## ITEMS
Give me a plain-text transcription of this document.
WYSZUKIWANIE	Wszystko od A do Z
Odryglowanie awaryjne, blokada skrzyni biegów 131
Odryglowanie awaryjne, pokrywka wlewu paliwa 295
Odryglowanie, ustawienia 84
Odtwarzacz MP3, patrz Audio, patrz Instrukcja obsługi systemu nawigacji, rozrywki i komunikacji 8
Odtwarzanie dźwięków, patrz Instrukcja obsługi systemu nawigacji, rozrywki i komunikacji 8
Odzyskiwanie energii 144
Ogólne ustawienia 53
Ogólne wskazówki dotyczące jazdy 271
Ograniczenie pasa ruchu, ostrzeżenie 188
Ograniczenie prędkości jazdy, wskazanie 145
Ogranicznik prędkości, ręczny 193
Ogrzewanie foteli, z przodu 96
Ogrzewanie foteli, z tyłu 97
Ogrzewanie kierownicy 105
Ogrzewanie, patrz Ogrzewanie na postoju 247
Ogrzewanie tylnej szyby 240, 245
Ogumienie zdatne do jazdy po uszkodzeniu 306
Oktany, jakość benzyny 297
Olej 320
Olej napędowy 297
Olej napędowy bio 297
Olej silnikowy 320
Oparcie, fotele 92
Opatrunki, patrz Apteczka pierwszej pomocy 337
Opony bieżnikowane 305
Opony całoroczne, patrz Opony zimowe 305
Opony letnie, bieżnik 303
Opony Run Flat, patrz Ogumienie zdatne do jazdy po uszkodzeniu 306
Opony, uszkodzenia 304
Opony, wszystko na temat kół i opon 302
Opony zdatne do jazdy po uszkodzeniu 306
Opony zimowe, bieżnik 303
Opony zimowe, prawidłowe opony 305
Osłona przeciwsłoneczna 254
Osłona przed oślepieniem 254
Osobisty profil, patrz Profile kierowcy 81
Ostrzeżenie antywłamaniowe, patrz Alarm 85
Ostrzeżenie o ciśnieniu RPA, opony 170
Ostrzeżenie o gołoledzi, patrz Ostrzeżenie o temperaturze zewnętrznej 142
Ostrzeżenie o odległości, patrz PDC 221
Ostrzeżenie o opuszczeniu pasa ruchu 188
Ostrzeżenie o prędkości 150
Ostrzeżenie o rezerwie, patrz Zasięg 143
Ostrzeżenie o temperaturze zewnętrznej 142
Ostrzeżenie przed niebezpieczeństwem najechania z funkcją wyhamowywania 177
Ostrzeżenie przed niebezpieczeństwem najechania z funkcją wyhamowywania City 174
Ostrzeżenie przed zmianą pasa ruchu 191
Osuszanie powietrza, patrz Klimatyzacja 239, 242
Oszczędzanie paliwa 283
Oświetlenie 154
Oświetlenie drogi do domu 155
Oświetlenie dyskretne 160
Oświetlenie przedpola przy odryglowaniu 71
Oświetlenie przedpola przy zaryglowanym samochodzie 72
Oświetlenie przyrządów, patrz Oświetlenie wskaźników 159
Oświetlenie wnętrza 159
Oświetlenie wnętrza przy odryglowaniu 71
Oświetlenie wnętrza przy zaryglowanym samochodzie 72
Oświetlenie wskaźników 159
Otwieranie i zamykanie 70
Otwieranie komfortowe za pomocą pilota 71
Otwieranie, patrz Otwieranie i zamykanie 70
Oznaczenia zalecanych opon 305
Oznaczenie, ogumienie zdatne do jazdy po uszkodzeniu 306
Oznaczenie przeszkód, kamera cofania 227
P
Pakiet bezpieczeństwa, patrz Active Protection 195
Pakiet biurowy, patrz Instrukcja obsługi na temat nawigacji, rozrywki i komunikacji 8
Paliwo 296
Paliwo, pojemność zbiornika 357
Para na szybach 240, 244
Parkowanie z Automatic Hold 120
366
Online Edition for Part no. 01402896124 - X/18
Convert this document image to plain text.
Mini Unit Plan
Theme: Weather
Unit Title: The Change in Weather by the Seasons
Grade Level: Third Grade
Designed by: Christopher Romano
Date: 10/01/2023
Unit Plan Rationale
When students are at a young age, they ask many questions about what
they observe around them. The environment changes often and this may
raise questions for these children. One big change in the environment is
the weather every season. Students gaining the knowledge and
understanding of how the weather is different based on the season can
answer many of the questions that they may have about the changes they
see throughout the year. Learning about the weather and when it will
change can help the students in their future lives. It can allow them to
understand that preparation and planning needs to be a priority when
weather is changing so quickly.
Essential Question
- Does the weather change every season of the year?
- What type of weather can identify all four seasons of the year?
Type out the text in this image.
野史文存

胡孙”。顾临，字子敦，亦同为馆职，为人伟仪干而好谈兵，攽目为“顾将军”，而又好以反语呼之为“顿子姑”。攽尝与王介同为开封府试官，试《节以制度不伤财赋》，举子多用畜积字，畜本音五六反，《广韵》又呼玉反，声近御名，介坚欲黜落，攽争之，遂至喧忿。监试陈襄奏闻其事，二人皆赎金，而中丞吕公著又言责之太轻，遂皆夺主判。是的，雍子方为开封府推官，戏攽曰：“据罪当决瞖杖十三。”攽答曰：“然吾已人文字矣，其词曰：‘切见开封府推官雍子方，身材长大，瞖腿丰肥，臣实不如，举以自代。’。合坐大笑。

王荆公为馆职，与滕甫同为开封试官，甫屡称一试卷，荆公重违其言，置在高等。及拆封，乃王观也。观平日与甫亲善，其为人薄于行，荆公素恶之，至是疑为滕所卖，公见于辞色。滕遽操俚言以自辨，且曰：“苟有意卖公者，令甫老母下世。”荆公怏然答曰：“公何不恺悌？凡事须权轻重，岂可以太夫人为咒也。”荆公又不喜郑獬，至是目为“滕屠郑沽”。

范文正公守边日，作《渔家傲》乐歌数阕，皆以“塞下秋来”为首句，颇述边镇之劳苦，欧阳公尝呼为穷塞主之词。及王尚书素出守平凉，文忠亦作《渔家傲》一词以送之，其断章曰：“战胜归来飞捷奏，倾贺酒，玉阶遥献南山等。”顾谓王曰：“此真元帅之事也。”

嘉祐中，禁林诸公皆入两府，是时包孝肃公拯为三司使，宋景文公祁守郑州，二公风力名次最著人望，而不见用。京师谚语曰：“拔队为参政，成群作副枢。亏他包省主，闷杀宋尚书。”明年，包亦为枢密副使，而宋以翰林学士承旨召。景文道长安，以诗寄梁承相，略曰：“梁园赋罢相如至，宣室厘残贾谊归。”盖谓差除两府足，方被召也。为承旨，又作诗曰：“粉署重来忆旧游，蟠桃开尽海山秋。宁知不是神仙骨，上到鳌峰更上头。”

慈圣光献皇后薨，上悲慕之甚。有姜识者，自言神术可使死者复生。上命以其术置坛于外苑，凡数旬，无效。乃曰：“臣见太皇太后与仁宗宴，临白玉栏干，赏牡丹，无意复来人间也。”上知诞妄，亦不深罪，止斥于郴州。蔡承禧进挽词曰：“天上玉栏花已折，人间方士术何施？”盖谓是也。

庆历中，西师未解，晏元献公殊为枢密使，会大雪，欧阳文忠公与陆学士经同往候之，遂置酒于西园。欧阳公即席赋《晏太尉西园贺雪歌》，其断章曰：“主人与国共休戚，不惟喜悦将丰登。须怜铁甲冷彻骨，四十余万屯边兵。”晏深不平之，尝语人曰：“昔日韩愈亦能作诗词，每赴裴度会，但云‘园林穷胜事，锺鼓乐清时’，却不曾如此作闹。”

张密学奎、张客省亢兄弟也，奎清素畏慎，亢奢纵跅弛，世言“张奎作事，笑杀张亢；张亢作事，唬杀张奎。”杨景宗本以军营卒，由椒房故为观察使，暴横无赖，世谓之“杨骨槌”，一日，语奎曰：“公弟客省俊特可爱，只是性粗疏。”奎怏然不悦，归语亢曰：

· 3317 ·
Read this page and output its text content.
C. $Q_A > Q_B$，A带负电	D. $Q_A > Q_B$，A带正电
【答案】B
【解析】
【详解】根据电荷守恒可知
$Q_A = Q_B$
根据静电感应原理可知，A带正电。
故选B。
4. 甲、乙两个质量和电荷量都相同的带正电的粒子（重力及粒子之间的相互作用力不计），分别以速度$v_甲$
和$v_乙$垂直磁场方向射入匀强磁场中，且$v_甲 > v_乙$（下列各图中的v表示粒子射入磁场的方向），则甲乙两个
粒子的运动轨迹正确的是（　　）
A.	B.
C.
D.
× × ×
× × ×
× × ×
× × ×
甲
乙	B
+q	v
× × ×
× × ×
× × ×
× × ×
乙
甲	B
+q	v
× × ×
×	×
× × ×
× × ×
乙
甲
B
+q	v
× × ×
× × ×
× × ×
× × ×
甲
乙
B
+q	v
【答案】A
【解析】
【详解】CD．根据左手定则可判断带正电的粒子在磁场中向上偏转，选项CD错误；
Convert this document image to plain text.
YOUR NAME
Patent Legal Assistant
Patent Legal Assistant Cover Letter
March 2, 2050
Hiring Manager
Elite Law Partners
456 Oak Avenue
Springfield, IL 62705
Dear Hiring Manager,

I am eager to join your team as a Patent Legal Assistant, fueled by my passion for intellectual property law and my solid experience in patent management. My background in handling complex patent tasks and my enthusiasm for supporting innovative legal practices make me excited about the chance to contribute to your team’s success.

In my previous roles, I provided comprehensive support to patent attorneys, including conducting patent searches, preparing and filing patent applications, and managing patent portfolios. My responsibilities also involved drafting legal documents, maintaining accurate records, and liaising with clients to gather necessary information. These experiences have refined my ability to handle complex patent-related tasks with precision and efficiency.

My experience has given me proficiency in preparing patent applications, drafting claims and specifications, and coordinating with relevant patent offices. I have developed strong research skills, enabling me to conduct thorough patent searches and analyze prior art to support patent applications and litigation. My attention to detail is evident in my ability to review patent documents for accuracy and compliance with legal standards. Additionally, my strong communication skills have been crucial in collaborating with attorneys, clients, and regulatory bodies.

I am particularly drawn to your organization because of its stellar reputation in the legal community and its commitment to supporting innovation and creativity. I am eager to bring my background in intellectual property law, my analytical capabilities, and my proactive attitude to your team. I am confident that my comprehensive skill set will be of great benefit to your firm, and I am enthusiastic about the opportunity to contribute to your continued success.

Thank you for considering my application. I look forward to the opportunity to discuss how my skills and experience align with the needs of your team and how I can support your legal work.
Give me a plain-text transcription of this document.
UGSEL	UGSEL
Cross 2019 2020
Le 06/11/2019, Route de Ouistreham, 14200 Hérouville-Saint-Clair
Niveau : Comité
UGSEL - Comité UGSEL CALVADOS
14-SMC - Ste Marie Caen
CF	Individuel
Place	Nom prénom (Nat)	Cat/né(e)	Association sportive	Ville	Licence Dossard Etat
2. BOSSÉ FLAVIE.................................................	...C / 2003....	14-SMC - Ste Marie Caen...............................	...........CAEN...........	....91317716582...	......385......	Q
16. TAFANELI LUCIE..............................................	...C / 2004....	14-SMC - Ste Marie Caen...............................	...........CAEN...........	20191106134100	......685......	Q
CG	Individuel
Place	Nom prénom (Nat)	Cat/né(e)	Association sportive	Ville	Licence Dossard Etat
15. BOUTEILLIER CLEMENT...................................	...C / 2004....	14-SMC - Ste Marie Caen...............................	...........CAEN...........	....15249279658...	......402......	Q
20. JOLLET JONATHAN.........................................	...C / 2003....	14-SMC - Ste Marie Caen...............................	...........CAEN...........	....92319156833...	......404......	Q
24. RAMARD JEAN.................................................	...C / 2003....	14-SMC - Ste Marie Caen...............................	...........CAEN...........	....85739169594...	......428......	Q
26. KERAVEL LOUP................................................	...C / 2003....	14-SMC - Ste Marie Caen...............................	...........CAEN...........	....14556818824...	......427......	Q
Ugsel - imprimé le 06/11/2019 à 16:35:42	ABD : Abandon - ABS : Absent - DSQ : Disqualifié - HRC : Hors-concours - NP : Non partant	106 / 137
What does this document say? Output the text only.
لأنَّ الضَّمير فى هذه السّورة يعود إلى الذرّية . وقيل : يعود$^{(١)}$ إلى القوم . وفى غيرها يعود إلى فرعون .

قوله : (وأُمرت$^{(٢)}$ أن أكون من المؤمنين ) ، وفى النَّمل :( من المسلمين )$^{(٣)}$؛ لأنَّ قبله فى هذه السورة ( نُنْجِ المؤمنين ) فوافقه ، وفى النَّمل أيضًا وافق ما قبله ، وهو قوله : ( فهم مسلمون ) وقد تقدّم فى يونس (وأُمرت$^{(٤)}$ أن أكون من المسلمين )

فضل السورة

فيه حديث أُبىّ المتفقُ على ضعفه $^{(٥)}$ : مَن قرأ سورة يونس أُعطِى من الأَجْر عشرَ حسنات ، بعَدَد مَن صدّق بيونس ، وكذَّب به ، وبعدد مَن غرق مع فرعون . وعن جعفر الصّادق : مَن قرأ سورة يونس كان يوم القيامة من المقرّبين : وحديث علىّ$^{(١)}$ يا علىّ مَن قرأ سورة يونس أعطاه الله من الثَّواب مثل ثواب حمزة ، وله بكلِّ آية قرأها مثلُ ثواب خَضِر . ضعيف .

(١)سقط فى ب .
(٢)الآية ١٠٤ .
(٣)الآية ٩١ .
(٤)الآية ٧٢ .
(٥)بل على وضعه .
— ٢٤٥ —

## TASK STATEMENT
Pick out and copy the lines of the entries that hold the string "Olej".

## WRITTEN ANSWER
Olej 320
Olej napędowy 297
Olej napędowy bio 297
Olej silnikowy 320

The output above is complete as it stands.